Single by Del Reeves

from the album Girl on the Billboard
- B-side: "Eyes Don't Come Crying to Me"
- Released: February 1965
- Genre: Country
- Length: 2:41
- Label: United Artists
- Songwriters: Hank Mills, Walter Haynes
- Producer: Kelso Herston

Del Reeves singles chronology
| "Talking to the Night Lights" (1964) | "Girl on the Billboard" (1965) | "The Belles of the Southern Bell" (1965) |

= Girl on the Billboard =

"Girl on the Billboard" is a 1965 single released by American country music singer Del Reeves. The novelty song was Reeves' fourth entry on the U.S. country chart and his only number-one single. "Girl on the Billboard" spent two weeks at number one and a total of 20 weeks on the chart, in addition to reaching number 96 on the Billboard Hot 100. It has become one of many country standards about lust.

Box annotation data

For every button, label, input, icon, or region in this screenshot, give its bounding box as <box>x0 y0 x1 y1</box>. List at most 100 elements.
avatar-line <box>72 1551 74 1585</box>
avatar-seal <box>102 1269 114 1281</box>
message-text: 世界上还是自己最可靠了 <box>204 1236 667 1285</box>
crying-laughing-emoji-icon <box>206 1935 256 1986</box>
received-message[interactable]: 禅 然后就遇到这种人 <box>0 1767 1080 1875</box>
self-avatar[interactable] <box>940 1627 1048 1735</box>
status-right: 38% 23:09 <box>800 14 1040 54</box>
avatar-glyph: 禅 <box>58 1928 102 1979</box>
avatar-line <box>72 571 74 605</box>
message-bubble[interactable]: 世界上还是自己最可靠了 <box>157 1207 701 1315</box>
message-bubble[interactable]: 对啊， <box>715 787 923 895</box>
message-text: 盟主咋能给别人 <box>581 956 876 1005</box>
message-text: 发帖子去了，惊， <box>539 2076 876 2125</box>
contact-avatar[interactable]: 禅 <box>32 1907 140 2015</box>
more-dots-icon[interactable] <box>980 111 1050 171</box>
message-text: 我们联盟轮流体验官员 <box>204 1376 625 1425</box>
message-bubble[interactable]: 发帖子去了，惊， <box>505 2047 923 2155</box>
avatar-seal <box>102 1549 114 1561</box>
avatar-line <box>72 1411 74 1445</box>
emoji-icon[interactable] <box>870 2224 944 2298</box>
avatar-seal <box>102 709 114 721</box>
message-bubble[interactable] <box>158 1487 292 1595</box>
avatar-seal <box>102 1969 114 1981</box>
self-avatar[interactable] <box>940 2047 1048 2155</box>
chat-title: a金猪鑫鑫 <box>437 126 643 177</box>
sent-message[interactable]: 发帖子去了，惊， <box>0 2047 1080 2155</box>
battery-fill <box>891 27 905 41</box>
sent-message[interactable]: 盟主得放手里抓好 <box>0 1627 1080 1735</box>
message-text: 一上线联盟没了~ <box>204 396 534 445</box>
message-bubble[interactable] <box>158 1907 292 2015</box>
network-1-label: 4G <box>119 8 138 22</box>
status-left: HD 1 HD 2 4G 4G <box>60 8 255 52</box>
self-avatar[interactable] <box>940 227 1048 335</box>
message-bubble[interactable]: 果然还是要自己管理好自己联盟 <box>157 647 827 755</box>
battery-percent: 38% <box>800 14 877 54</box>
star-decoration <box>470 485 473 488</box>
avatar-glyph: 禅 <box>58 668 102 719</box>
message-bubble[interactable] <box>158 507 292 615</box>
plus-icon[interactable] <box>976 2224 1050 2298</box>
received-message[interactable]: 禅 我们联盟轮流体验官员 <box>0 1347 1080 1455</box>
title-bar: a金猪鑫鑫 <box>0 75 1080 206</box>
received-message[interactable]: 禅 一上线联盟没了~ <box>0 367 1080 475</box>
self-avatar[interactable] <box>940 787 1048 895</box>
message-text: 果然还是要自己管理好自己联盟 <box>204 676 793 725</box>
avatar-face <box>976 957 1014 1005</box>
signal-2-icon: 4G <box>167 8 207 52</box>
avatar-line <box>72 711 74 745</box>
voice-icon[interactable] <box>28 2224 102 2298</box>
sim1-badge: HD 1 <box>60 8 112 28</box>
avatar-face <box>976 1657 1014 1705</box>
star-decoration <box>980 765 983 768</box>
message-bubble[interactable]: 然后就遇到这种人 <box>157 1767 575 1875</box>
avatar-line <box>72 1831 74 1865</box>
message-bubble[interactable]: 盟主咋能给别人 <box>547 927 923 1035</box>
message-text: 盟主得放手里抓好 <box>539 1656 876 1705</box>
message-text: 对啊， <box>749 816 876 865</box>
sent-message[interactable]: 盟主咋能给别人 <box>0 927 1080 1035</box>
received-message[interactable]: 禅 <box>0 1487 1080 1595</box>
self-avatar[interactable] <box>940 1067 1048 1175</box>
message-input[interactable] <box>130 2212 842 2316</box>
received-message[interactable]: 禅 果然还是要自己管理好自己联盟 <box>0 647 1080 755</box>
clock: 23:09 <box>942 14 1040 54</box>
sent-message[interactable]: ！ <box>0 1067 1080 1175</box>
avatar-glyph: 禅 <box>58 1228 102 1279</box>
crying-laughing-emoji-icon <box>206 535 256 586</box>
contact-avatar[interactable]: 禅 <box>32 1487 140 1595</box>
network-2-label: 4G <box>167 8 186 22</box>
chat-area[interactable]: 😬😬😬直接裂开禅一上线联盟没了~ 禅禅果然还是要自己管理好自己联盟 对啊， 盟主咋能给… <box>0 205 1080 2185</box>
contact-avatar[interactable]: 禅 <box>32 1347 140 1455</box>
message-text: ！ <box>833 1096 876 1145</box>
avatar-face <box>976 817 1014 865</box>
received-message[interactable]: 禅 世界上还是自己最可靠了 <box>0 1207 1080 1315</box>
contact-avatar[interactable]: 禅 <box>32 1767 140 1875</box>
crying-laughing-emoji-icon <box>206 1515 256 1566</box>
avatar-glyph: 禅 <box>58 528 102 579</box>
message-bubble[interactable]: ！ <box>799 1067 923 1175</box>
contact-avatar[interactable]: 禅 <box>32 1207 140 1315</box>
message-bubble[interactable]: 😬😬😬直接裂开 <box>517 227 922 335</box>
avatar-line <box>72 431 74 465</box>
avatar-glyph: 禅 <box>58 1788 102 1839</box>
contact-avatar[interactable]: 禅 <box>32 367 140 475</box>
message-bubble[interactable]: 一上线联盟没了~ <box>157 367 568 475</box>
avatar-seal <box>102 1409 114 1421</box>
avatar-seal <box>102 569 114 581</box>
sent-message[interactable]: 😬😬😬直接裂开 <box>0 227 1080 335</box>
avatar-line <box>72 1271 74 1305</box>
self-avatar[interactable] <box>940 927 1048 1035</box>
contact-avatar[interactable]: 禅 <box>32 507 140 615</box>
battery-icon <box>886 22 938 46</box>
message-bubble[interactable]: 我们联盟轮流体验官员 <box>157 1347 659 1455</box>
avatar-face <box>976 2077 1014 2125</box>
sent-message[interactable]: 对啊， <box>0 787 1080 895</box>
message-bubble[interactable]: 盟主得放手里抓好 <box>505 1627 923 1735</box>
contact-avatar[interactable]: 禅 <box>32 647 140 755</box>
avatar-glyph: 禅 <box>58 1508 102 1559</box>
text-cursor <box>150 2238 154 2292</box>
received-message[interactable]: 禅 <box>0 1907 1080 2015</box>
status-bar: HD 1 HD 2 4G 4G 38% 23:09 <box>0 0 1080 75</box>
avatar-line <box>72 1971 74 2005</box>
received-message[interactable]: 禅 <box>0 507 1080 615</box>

Instructions:
a - According to the song article, how many weeks did "Girl on the Billboard" spend at number one?
b - Print the song article word for word, from "- Released: February" to "standards about lust.".
c - Proceed with the article on "Girl on the Billboard" from the point where it stops.
The items play no part in what comes next.

Solved problems:
a - Two weeks.

b -
- Released: February 1965
- Genre: Country
- Length: 2:41
- Label: United Artists
- Songwriters: Hank Mills, Walter Haynes
- Producer: Kelso Herston

Del Reeves singles chronology
| "Talking to the Night Lights" (1964) | "Girl on the Billboard" (1965) | "The Belles of the Southern Bell" (1965) |

= Girl on the Billboard =

"Girl on the Billboard" is a 1965 single released by American country music singer Del Reeves. The novelty song was Reeves' fourth entry on the U.S. country chart and his only number-one single. "Girl on the Billboard" spent two weeks at number one and a total of 20 weeks on the chart, in addition to reaching number 96 on the Billboard Hot 100. It has become one of many country standards about lust.

c -
==Synopsis==
The song is about a trucker who falls in love with a picture of a beautiful young woman, whose towel-clad likeness is plastered as part of a roadside billboard advertisement along Route 66. The trucker drives a daily freight route from Chicago to St. Louis along the highway where the billboard is located. He also notes how many trucker accidents have occurred near the billboard.

Early one morning, while his truck idles nearby, the trucker knocks on the door of the artist who painted the billboard and (presumably) asks for the model's contact information. The painter curtly tells the trucker that the "girl wasn't real" and that he'd "better get the [censored] on his way." (An electric guitar riff is used in place of the profanity.) Disillusioned at his fantasy being ruined, the trucker moans that along the highway, "you'll find tiny pieces of my heart scattered every which-a-way."

==Cover versions==
- In 2005, Canadian band the Road Hammers released a cover version on its debut album. It was later released in the U.S., peaking at number 54 in 2008.
- In 2023, Brian Setzer released a cover which appears on his album The Devil Always Collects.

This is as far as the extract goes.